%%

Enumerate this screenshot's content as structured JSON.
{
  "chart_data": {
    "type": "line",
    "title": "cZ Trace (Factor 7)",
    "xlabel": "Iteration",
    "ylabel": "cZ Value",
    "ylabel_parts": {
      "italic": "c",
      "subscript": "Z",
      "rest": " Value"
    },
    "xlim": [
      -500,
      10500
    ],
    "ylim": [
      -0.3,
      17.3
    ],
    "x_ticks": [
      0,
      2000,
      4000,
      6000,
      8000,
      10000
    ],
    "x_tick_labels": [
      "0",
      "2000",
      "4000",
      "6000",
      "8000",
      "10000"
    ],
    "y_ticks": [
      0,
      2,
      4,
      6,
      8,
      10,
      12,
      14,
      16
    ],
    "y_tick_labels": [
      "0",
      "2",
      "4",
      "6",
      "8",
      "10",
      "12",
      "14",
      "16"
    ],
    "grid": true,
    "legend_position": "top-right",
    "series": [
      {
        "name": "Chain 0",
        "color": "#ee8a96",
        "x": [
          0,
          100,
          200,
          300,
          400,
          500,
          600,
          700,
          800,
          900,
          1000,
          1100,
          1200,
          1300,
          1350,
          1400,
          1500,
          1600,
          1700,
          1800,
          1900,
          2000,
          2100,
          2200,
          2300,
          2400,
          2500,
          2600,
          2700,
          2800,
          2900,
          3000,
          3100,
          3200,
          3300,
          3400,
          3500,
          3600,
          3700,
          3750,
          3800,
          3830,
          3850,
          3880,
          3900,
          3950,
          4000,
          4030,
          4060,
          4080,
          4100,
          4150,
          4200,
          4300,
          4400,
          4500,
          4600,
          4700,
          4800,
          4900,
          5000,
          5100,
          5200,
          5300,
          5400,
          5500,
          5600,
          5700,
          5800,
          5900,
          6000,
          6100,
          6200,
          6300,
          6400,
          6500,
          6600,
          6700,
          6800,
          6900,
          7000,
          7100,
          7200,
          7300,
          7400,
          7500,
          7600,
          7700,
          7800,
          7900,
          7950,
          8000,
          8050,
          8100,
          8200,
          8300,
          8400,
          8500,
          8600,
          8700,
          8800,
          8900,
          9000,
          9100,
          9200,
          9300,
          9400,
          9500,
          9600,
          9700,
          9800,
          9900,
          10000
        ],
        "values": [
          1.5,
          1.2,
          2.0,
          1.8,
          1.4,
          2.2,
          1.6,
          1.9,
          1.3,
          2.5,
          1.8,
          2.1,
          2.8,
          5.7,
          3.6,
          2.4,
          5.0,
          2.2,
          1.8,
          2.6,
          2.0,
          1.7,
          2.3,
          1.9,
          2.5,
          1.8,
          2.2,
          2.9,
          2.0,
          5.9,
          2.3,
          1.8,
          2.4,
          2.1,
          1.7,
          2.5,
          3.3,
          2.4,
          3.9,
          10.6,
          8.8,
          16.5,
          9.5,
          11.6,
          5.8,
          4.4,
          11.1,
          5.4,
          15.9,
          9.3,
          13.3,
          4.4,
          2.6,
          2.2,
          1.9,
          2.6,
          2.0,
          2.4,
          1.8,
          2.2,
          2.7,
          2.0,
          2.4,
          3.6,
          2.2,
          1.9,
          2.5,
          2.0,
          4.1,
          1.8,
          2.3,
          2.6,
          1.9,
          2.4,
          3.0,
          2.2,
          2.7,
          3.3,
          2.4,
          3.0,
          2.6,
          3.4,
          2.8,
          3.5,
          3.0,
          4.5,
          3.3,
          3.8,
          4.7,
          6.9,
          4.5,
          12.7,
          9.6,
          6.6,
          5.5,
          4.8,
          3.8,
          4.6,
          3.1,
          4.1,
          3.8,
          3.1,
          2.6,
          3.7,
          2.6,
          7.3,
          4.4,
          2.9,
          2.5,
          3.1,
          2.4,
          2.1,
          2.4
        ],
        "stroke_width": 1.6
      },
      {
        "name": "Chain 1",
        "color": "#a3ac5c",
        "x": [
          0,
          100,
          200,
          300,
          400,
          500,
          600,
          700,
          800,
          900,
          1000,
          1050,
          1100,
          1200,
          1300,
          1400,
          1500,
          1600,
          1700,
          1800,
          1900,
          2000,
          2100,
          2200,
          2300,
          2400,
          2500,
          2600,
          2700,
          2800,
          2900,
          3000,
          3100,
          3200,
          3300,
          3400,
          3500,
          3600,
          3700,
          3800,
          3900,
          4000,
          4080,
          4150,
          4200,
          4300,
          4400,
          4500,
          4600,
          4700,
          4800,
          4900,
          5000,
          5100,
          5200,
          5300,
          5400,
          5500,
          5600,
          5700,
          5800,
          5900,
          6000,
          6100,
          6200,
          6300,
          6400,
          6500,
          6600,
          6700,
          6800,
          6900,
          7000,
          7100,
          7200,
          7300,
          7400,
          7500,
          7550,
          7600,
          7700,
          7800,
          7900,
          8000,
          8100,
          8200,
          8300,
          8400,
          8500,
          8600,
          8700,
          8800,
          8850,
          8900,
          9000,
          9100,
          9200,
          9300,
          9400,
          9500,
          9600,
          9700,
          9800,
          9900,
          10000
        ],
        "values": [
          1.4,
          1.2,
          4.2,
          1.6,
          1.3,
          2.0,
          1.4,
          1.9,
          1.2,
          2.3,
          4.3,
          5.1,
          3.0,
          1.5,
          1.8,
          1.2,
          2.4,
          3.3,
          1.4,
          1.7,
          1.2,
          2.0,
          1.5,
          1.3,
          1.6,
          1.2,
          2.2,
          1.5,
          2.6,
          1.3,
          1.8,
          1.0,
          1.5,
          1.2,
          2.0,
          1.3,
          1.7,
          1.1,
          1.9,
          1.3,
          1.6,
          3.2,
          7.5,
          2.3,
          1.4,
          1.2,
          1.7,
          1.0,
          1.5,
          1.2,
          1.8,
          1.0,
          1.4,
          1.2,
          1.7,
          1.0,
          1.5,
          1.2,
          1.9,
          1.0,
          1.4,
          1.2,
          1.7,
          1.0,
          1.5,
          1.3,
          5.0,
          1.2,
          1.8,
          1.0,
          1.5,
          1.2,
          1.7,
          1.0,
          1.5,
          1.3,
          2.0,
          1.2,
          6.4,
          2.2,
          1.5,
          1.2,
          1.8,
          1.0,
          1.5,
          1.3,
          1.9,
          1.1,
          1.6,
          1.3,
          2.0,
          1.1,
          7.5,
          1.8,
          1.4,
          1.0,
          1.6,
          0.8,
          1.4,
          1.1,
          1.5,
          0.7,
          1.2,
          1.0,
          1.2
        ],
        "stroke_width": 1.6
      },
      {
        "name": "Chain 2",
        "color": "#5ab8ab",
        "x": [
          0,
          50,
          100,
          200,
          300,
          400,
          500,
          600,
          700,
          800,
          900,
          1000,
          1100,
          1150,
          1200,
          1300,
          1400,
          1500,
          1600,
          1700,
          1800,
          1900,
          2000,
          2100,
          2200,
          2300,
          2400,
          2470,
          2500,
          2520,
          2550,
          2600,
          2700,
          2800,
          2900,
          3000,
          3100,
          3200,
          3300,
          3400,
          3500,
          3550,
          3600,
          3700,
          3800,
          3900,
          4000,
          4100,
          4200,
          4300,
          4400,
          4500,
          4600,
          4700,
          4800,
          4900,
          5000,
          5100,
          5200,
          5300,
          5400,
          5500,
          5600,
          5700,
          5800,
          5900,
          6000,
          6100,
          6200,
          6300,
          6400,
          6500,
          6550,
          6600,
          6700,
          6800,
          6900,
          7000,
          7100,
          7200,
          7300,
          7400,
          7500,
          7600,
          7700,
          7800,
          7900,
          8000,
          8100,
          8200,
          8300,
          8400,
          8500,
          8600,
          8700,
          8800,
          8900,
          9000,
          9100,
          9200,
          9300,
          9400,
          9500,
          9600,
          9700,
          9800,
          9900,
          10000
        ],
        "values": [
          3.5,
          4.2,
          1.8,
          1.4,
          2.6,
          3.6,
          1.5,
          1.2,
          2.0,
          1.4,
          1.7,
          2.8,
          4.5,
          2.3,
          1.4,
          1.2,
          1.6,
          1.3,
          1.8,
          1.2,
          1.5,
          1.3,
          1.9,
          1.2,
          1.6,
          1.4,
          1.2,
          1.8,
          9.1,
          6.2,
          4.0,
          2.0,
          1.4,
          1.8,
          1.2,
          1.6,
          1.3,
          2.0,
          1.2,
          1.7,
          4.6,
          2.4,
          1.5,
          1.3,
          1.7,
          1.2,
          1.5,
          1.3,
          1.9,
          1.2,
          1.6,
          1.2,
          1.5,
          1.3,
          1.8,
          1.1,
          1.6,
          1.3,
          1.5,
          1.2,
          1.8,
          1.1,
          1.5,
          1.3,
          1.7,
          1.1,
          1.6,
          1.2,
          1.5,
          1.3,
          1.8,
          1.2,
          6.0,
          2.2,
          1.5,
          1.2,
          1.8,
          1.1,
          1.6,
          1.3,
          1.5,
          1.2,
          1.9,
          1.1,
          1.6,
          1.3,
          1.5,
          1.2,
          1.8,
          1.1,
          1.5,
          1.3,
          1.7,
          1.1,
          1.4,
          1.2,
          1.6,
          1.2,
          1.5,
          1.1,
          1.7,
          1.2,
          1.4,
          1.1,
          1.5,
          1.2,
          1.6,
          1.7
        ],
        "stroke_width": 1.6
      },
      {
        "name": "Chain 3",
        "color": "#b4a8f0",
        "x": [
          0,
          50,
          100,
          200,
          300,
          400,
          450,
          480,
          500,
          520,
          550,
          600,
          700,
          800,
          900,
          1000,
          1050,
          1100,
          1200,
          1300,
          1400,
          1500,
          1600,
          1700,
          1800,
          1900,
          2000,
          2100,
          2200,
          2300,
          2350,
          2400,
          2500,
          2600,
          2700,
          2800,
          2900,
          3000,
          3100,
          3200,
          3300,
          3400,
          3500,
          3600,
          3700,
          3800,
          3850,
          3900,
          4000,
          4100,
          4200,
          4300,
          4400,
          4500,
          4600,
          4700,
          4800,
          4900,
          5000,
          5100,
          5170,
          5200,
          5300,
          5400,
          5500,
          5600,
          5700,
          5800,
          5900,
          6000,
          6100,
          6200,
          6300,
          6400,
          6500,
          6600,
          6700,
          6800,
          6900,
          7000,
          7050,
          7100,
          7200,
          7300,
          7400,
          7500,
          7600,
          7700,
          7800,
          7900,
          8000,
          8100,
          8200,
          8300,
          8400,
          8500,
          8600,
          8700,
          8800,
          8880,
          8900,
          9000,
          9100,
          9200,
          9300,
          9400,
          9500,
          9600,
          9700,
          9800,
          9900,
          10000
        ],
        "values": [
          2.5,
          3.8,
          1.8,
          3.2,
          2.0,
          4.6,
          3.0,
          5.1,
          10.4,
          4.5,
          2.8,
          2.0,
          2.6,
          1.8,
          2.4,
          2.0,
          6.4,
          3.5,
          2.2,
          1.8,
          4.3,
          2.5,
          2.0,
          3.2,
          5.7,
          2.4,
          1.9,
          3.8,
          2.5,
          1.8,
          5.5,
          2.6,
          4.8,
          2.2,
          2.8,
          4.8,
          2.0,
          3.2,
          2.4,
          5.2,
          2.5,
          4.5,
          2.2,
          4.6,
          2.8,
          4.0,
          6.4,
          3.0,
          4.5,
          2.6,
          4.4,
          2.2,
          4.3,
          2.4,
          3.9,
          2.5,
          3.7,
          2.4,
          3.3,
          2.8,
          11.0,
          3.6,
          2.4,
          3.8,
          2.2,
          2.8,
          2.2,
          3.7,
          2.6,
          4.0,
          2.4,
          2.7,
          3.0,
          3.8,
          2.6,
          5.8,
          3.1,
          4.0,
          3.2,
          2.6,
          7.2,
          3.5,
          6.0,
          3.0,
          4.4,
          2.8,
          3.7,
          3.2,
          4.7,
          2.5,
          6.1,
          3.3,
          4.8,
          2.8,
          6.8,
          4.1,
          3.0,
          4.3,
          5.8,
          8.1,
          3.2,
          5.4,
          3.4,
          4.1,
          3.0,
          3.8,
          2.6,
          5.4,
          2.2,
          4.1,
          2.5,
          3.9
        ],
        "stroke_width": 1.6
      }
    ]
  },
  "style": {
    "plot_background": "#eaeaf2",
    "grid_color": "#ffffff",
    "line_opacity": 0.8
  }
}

%%

Problem
Identify the lines that contain the string "name", and copy every one of them.

Problem solution
        "name": "Chain 0",
        "name": "Chain 1",
        "name": "Chain 2",
        "name": "Chain 3",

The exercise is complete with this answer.